___ Exercise input

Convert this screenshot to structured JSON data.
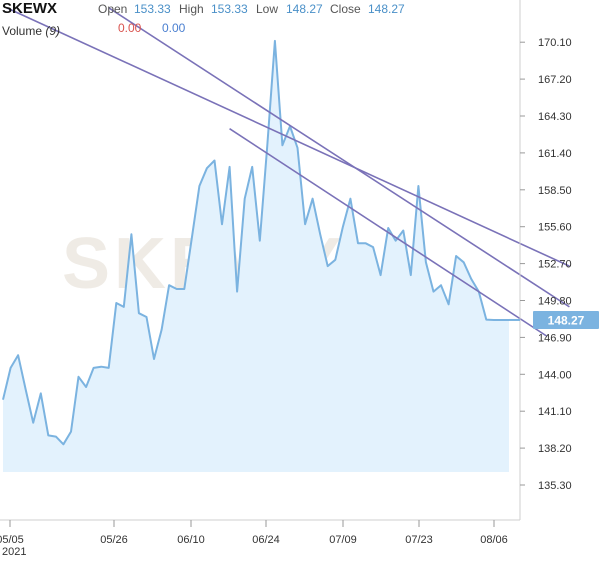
{
  "header": {
    "symbol": "SKEWX",
    "open_label": "Open",
    "open_value": "153.33",
    "high_label": "High",
    "high_value": "153.33",
    "low_label": "Low",
    "low_value": "148.27",
    "close_label": "Close",
    "close_value": "148.27",
    "volume_label": "Volume",
    "volume_period": "(9)",
    "volume_value_1": "0.00",
    "volume_value_2": "0.00"
  },
  "watermark": "SKEWX",
  "colors": {
    "line": "#7bb3e0",
    "area": "#e3f2fd",
    "trend": "#7a72b8",
    "axis_text": "#333333",
    "last_price_bg": "#7bb3e0"
  },
  "chart_data": {
    "type": "area",
    "y_ticks": [
      135.3,
      138.2,
      141.1,
      144.0,
      146.9,
      149.8,
      152.7,
      155.6,
      158.5,
      161.4,
      164.3,
      167.2,
      170.1
    ],
    "x_ticks": [
      "05/05",
      "05/26",
      "06/10",
      "06/24",
      "07/09",
      "07/23",
      "08/06"
    ],
    "x_tick_sublabel": "2021",
    "last_price": "148.27",
    "ylim": [
      133.5,
      172.5
    ],
    "series": [
      {
        "values": [
          142.0,
          144.5,
          145.5,
          142.8,
          140.2,
          142.5,
          139.2,
          139.1,
          138.5,
          139.5,
          143.8,
          143.0,
          144.5,
          144.6,
          144.5,
          149.6,
          149.3,
          155.0,
          148.8,
          148.5,
          145.2,
          147.5,
          151.0,
          150.7,
          150.7,
          154.7,
          158.8,
          160.2,
          160.8,
          155.8,
          160.3,
          150.5,
          157.8,
          160.3,
          154.5,
          162.0,
          170.2,
          162.0,
          163.5,
          161.8,
          155.8,
          157.8,
          155.0,
          152.5,
          153.0,
          155.6,
          157.8,
          154.3,
          154.3,
          154.0,
          151.8,
          155.5,
          154.5,
          155.3,
          151.8,
          158.8,
          152.8,
          150.5,
          151.0,
          149.5,
          153.3,
          152.8,
          151.5,
          150.5,
          148.3,
          148.27,
          148.27,
          148.27
        ]
      }
    ],
    "trend_lines": [
      {
        "x1": 0.5,
        "y1": 172.8,
        "x2": 75,
        "y2": 152.5
      },
      {
        "x1": 14,
        "y1": 172.8,
        "x2": 75,
        "y2": 149.3
      },
      {
        "x1": 30,
        "y1": 163.3,
        "x2": 72,
        "y2": 147.0
      }
    ]
  }
}
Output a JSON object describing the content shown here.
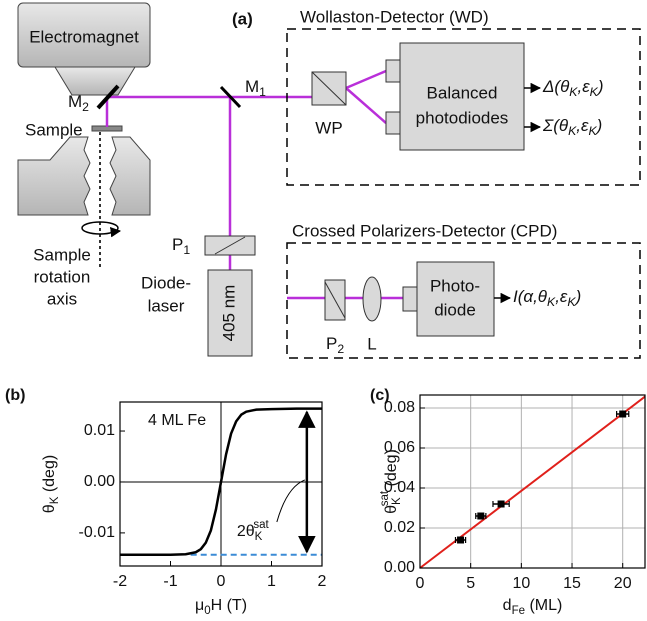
{
  "diagram": {
    "panel_label": "(a)",
    "electromagnet": "Electromagnet",
    "m2": [
      "M",
      {
        "sub": "2"
      }
    ],
    "m1": [
      "M",
      {
        "sub": "1"
      }
    ],
    "sample": "Sample",
    "rotation_axis": [
      "Sample",
      "rotation",
      "axis"
    ],
    "p1": [
      "P",
      {
        "sub": "1"
      }
    ],
    "diode_laser": [
      "Diode-",
      "laser"
    ],
    "wavelength": "405 nm",
    "wd": {
      "title": "Wollaston-Detector (WD)",
      "prism": "WP",
      "detector": [
        "Balanced",
        "photodiodes"
      ],
      "outputs": [
        [
          "Δ(θ",
          {
            "sub": "K"
          },
          ",ε",
          {
            "sub": "K"
          },
          ")"
        ],
        [
          "Σ(θ",
          {
            "sub": "K"
          },
          ",ε",
          {
            "sub": "K"
          },
          ")"
        ]
      ]
    },
    "cpd": {
      "title": "Crossed Polarizers-Detector (CPD)",
      "polarizer": [
        "P",
        {
          "sub": "2"
        }
      ],
      "lens": "L",
      "detector": [
        "Photo-",
        "diode"
      ],
      "output": [
        "I(α,θ",
        {
          "sub": "K"
        },
        ",ε",
        {
          "sub": "K"
        },
        ")"
      ]
    }
  },
  "chart_data": [
    {
      "type": "line",
      "title": "(b)",
      "annotation": "4 ML Fe",
      "xlabel": [
        "μ",
        {
          "sub": "0"
        },
        "H (T)"
      ],
      "ylabel": [
        "θ",
        {
          "sub": "K"
        },
        " (deg)"
      ],
      "x": [
        -2,
        -1.5,
        -1,
        -0.7,
        -0.5,
        -0.4,
        -0.3,
        -0.2,
        -0.1,
        0,
        0.1,
        0.2,
        0.3,
        0.4,
        0.5,
        0.7,
        1,
        1.5,
        2
      ],
      "values": [
        -0.0143,
        -0.0143,
        -0.0143,
        -0.0142,
        -0.0138,
        -0.0132,
        -0.0119,
        -0.0095,
        -0.0054,
        0,
        0.0054,
        0.0095,
        0.0119,
        0.0132,
        0.0138,
        0.0142,
        0.0143,
        0.0144,
        0.0144
      ],
      "color": "#000000",
      "xlim": [
        -2,
        2
      ],
      "ylim": [
        -0.0165,
        0.0157
      ],
      "xticks": [
        -2,
        -1,
        0,
        1,
        2
      ],
      "yticks": [
        -0.01,
        {
          "value": 0,
          "label": "0.00"
        },
        0.01
      ],
      "hlines": [
        0
      ],
      "vlines": [
        0
      ],
      "reference": {
        "y": -0.0143,
        "x": [
          -0.6,
          2
        ],
        "color": "#3b8bd6"
      },
      "arrow": {
        "x": 1.7,
        "y": [
          -0.0143,
          0.0143
        ],
        "label": [
          "2θ",
          {
            "sub": "K"
          },
          {
            "sup": "sat"
          }
        ]
      },
      "grid": false
    },
    {
      "type": "scatter",
      "title": "(c)",
      "xlabel": [
        "d",
        {
          "sub": "Fe"
        },
        " (ML)"
      ],
      "ylabel": [
        "θ",
        {
          "sub": "K"
        },
        {
          "sup": "sat"
        },
        " (deg)"
      ],
      "x": [
        4,
        6,
        8,
        20
      ],
      "values": [
        0.014,
        0.026,
        0.032,
        0.077
      ],
      "xerr": [
        0.5,
        0.5,
        0.8,
        0.6
      ],
      "color": "#000000",
      "fit": {
        "x": [
          0,
          22.2
        ],
        "values": [
          0,
          0.0857
        ],
        "color": "#e0201b"
      },
      "xlim": [
        0,
        22.2
      ],
      "ylim": [
        0,
        0.0865
      ],
      "xticks": [
        0,
        5,
        10,
        15,
        20
      ],
      "yticks": [
        {
          "value": 0,
          "label": "0.00"
        },
        0.02,
        0.04,
        0.06,
        0.08
      ],
      "grid": true
    }
  ]
}
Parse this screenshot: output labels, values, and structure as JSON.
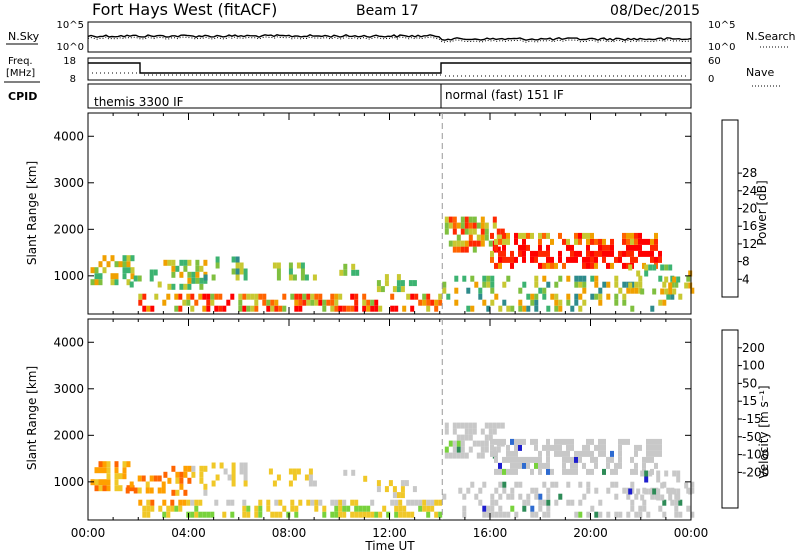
{
  "header": {
    "station": "Fort Hays West (fitACF)",
    "beam": "Beam 17",
    "date": "08/Dec/2015"
  },
  "noise_panel": {
    "left_label": "N.Sky",
    "right_label": "N.Search",
    "tick_top": "10^5",
    "tick_bottom": "10^0"
  },
  "freq_panel": {
    "left_label_line1": "Freq.",
    "left_label_line2": "[MHz]",
    "left_tick_top": "18",
    "left_tick_bottom": "8",
    "right_label": "Nave",
    "right_tick_top": "60",
    "right_tick_bottom": "0"
  },
  "cpid_panel": {
    "label": "CPID",
    "mode1": "themis 3300 IF",
    "mode2": "normal (fast) 151 IF"
  },
  "chart_data": [
    {
      "type": "heatmap",
      "name": "power",
      "ylabel": "Slant Range [km]",
      "yticks": [
        1000,
        2000,
        3000,
        4000
      ],
      "ylim": [
        180,
        4500
      ],
      "xlim": [
        0,
        24
      ],
      "colorbar": {
        "label": "Power [dB]",
        "ticks": [
          "4",
          "8",
          "12",
          "16",
          "20",
          "24",
          "28"
        ],
        "colors": [
          "#0000ff",
          "#1e5aa8",
          "#2e8b8b",
          "#3cb371",
          "#7fbf3f",
          "#c8c832",
          "#f0a000",
          "#ff6400",
          "#ff2800",
          "#ff0000"
        ]
      }
    },
    {
      "type": "heatmap",
      "name": "velocity",
      "ylabel": "Slant Range [km]",
      "yticks": [
        1000,
        2000,
        3000,
        4000
      ],
      "ylim": [
        180,
        4500
      ],
      "xlim": [
        0,
        24
      ],
      "colorbar": {
        "label": "Velocity [m s⁻¹]",
        "ticks": [
          "200",
          "100",
          "50",
          "15",
          "-15",
          "-50",
          "-100",
          "-200"
        ],
        "colors": [
          "#1e1ecd",
          "#2e6bd0",
          "#2e8b57",
          "#78d23c",
          "#c8c8c8",
          "#c8c8c8",
          "#f0c828",
          "#ffa000",
          "#ff6400",
          "#ff0000"
        ]
      }
    }
  ],
  "xaxis": {
    "label": "Time UT",
    "ticks": [
      "00:00",
      "04:00",
      "08:00",
      "12:00",
      "16:00",
      "20:00",
      "00:00"
    ]
  },
  "mode_change_hour": 14.1
}
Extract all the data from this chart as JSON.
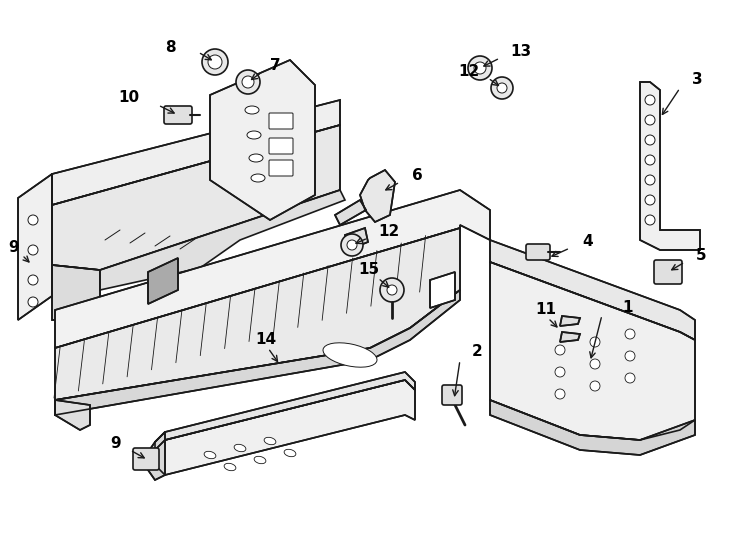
{
  "background_color": "#ffffff",
  "line_color": "#1a1a1a",
  "lw": 1.2,
  "lw_thin": 0.7,
  "labels": {
    "1": [
      0.635,
      0.415,
      0.6,
      0.405
    ],
    "2": [
      0.48,
      0.148,
      0.452,
      0.168
    ],
    "3": [
      0.92,
      0.758,
      0.9,
      0.73
    ],
    "4": [
      0.73,
      0.548,
      0.672,
      0.528
    ],
    "5": [
      0.893,
      0.482,
      0.862,
      0.472
    ],
    "6": [
      0.53,
      0.665,
      0.49,
      0.655
    ],
    "7": [
      0.348,
      0.842,
      0.33,
      0.818
    ],
    "8": [
      0.232,
      0.888,
      0.265,
      0.882
    ],
    "9a": [
      0.028,
      0.518,
      0.055,
      0.518
    ],
    "9b": [
      0.175,
      0.148,
      0.2,
      0.155
    ],
    "10": [
      0.165,
      0.762,
      0.215,
      0.758
    ],
    "11": [
      0.685,
      0.435,
      0.66,
      0.432
    ],
    "12a": [
      0.468,
      0.625,
      0.468,
      0.618
    ],
    "12b": [
      0.49,
      0.598,
      0.482,
      0.588
    ],
    "13": [
      0.638,
      0.778,
      0.598,
      0.775
    ],
    "14": [
      0.33,
      0.438,
      0.352,
      0.455
    ],
    "15": [
      0.408,
      0.548,
      0.43,
      0.54
    ]
  },
  "font_size": 11
}
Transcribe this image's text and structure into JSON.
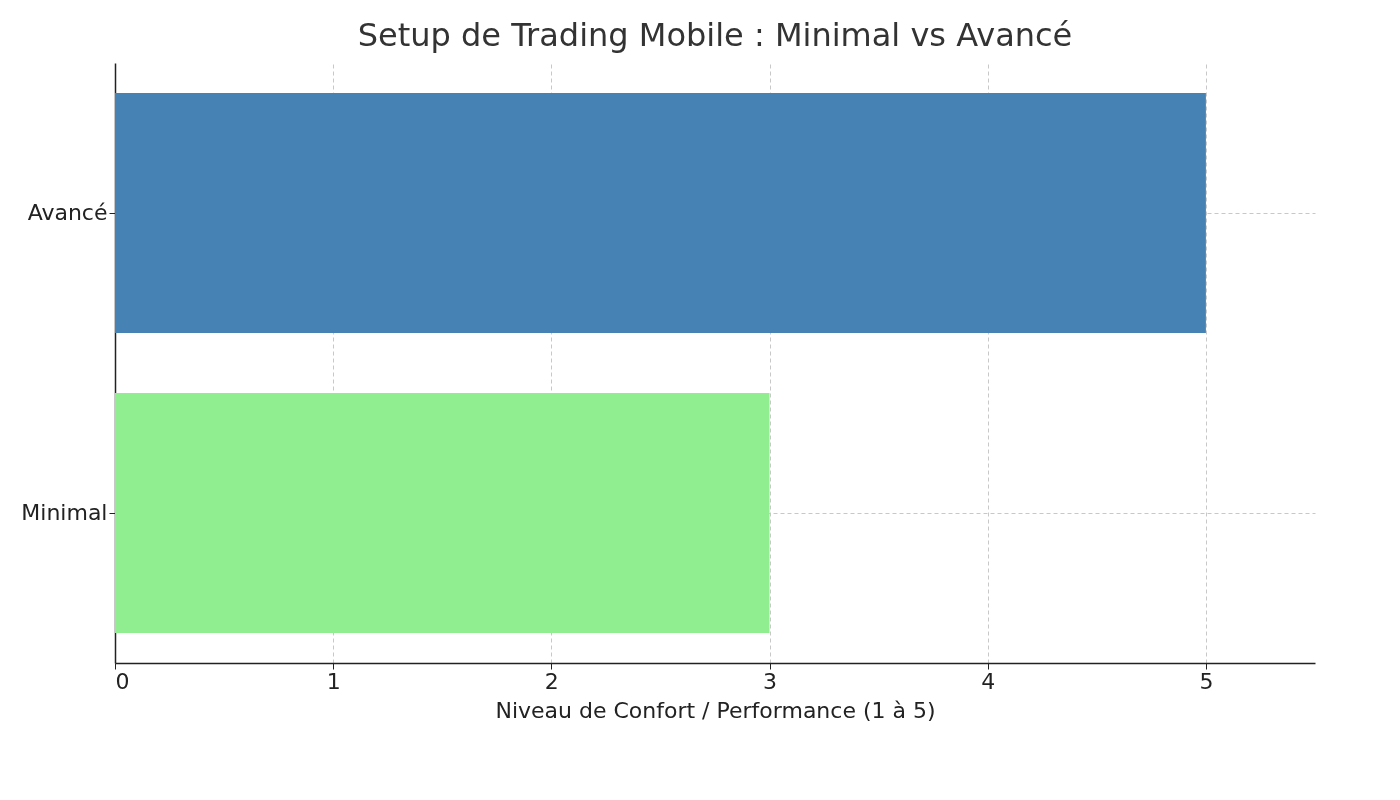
{
  "chart_data": {
    "type": "bar",
    "orientation": "horizontal",
    "title": "Setup de Trading Mobile : Minimal vs Avancé",
    "xlabel": "Niveau de Confort / Performance (1 à 5)",
    "categories": [
      "Avancé",
      "Minimal"
    ],
    "values": [
      5,
      3
    ],
    "colors": [
      "#4682b4",
      "#90ee90"
    ],
    "xlim": [
      0,
      5.5
    ],
    "xticks": [
      0,
      1,
      2,
      3,
      4,
      5
    ],
    "grid": true,
    "line_style": "dashed"
  }
}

______

From the listing above, copy every line that includes the word "Avancé".

▶ _Solved problem_:
    "title": "Setup de Trading Mobile : Minimal vs Avancé",
      "Avancé",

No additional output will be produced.